>> BEGIN

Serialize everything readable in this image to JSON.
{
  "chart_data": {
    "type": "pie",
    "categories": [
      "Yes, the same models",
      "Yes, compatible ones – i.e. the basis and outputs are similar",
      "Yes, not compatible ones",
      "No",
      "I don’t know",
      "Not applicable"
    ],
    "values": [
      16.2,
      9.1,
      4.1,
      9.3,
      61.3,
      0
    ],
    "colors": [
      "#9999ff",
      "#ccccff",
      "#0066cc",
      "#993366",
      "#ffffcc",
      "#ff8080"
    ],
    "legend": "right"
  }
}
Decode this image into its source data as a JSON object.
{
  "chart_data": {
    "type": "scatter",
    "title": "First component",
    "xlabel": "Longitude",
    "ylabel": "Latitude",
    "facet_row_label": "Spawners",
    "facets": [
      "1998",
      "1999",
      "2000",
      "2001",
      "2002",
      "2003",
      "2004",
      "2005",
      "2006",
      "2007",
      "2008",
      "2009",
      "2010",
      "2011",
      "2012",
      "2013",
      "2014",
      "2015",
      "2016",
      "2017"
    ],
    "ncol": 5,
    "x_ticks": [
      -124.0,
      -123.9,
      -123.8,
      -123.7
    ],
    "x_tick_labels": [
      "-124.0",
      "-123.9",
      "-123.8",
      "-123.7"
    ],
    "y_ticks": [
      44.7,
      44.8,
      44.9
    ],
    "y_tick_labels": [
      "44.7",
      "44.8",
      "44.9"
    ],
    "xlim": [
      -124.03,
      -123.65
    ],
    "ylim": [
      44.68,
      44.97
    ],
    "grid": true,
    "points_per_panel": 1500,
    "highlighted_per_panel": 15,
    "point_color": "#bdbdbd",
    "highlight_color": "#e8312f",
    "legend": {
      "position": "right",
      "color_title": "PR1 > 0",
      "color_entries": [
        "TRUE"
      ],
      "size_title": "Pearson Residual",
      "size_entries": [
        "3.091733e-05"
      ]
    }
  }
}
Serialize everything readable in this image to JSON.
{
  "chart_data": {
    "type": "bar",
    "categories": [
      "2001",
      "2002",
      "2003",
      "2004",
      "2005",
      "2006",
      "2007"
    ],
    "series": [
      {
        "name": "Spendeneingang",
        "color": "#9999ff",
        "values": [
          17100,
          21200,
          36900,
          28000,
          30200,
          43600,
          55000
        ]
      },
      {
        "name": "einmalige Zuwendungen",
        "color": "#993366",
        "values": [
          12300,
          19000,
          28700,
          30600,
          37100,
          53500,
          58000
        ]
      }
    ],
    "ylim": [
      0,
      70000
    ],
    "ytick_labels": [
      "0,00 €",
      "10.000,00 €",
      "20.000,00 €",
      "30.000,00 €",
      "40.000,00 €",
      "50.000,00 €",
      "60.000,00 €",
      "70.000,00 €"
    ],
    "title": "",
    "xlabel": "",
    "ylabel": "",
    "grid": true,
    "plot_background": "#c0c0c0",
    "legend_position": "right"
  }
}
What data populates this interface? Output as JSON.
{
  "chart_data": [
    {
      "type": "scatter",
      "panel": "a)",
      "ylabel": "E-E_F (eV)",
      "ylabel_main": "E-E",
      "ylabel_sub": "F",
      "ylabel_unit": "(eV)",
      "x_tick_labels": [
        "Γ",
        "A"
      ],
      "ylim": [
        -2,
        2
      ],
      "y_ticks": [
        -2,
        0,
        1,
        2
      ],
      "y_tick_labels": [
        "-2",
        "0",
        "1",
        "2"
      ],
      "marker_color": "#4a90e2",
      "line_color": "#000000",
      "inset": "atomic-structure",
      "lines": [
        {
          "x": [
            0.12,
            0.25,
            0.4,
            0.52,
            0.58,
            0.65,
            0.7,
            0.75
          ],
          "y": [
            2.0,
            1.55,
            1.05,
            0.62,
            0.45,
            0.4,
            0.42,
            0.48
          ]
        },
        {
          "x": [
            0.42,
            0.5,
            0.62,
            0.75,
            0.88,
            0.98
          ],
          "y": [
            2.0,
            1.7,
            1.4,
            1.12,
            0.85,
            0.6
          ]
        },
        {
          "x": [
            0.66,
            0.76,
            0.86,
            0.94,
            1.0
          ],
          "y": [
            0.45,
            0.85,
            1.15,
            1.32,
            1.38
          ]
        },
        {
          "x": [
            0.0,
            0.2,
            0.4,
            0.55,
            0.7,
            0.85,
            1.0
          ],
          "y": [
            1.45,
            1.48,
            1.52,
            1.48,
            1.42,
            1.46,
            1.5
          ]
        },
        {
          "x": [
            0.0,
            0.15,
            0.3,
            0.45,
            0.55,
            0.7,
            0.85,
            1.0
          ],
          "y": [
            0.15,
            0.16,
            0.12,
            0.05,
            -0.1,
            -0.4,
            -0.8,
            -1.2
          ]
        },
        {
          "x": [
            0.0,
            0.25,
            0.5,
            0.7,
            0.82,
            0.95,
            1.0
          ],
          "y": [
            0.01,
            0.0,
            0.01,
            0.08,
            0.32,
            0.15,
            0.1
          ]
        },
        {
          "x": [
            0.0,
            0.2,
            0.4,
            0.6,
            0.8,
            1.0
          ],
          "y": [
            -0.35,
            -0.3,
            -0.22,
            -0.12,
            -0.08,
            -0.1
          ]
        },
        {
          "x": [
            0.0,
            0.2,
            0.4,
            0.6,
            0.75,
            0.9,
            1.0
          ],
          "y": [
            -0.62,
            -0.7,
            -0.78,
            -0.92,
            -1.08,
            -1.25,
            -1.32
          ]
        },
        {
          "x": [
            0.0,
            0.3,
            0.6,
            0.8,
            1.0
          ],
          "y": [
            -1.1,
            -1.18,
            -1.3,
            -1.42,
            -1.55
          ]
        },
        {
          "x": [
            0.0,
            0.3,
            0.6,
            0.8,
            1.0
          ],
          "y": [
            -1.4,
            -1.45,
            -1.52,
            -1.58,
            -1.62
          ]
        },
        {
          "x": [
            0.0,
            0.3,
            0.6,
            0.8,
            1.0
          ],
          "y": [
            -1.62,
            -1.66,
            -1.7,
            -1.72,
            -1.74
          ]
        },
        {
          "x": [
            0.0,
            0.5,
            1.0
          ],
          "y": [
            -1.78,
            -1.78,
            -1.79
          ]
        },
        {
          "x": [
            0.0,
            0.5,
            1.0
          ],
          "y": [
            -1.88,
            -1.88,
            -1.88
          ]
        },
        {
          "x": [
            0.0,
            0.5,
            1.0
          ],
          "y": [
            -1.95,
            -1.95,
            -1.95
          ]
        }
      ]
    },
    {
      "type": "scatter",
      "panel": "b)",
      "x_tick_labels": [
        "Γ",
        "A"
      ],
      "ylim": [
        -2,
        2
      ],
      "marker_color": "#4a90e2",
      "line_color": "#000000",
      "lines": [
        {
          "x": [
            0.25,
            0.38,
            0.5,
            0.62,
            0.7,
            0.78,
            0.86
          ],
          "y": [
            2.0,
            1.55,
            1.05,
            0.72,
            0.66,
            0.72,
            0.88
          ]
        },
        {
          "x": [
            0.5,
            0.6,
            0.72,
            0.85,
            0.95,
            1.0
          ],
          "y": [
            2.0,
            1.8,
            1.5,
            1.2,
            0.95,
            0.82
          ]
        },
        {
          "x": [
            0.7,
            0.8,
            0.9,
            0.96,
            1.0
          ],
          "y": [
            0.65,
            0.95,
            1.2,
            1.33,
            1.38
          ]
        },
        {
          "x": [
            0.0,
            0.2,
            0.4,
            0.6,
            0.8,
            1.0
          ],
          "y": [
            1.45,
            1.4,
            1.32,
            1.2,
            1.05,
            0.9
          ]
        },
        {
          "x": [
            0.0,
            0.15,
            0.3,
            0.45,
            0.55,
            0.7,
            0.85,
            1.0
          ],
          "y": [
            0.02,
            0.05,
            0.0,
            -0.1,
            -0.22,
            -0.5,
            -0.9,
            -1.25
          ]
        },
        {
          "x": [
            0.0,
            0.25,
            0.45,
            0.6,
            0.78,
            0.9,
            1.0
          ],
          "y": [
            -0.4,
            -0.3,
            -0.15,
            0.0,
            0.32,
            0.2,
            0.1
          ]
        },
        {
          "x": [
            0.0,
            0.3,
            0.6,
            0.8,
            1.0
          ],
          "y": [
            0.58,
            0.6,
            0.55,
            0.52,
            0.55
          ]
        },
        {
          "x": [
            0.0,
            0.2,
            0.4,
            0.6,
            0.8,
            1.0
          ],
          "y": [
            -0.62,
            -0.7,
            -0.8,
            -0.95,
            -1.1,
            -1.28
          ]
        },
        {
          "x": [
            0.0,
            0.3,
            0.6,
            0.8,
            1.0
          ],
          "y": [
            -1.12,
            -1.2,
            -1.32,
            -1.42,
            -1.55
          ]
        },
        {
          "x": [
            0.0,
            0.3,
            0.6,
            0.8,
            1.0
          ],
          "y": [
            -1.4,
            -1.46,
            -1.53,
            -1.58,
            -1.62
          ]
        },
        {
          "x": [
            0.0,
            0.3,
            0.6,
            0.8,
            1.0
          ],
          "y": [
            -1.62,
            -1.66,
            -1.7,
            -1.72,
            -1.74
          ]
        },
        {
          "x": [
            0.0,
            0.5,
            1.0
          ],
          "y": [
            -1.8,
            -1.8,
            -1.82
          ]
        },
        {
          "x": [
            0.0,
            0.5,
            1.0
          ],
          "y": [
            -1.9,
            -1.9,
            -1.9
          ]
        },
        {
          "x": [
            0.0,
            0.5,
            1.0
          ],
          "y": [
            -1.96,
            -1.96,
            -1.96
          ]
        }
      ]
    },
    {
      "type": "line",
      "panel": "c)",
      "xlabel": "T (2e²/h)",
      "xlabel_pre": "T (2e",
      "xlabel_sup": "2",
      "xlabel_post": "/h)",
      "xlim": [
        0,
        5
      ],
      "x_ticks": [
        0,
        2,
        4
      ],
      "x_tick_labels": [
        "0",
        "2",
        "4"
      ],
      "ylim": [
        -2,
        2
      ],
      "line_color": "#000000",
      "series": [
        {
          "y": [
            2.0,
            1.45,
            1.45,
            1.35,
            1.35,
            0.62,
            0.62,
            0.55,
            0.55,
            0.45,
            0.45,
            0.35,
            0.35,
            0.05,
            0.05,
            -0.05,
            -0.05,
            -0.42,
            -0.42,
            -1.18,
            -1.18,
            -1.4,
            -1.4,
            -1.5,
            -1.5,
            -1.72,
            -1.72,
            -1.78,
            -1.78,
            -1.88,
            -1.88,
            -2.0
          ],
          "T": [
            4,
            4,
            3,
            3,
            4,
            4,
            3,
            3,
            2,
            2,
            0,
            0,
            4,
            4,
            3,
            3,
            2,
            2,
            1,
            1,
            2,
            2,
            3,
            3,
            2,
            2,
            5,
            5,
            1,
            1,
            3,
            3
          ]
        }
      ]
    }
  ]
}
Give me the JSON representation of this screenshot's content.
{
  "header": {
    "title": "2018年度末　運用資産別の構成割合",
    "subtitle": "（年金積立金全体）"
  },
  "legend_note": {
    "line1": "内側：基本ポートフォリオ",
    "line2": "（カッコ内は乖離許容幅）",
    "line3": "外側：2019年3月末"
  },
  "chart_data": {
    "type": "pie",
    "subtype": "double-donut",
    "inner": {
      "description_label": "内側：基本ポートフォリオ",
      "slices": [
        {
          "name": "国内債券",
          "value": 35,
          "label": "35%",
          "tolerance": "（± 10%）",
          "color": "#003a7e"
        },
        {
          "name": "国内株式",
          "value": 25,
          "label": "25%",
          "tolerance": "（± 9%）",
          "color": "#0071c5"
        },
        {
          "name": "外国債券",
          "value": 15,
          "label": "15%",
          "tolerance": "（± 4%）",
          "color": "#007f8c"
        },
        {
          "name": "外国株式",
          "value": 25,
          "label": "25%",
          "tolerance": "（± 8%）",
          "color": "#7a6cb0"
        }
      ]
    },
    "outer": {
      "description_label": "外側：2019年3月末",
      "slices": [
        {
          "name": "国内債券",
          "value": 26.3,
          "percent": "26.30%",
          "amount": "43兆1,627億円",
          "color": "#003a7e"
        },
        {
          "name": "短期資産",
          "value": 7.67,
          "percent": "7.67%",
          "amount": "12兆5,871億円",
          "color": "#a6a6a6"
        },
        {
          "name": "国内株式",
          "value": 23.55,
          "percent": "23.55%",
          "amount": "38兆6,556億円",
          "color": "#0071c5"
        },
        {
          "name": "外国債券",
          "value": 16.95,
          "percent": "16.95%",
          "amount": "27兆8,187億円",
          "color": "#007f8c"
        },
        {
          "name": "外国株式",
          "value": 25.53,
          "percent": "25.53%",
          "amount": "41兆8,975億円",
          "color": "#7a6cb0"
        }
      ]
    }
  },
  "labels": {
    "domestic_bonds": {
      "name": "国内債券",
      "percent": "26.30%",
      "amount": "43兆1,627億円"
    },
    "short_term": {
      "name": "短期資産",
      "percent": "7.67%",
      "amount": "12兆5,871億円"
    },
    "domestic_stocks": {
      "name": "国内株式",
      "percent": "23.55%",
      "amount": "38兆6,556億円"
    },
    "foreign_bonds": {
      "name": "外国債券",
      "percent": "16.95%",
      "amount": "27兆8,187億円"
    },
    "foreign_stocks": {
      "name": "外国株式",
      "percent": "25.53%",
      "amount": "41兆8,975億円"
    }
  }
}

>> END

What to produce:
Pick out every line of the listing containing the word "percent", and show those lines.

Written response:
          "percent": "26.30%",
          "percent": "7.67%",
          "percent": "23.55%",
          "percent": "16.95%",
          "percent": "25.53%",
      "percent": "26.30%",
      "percent": "7.67%",
      "percent": "23.55%",
      "percent": "16.95%",
      "percent": "25.53%",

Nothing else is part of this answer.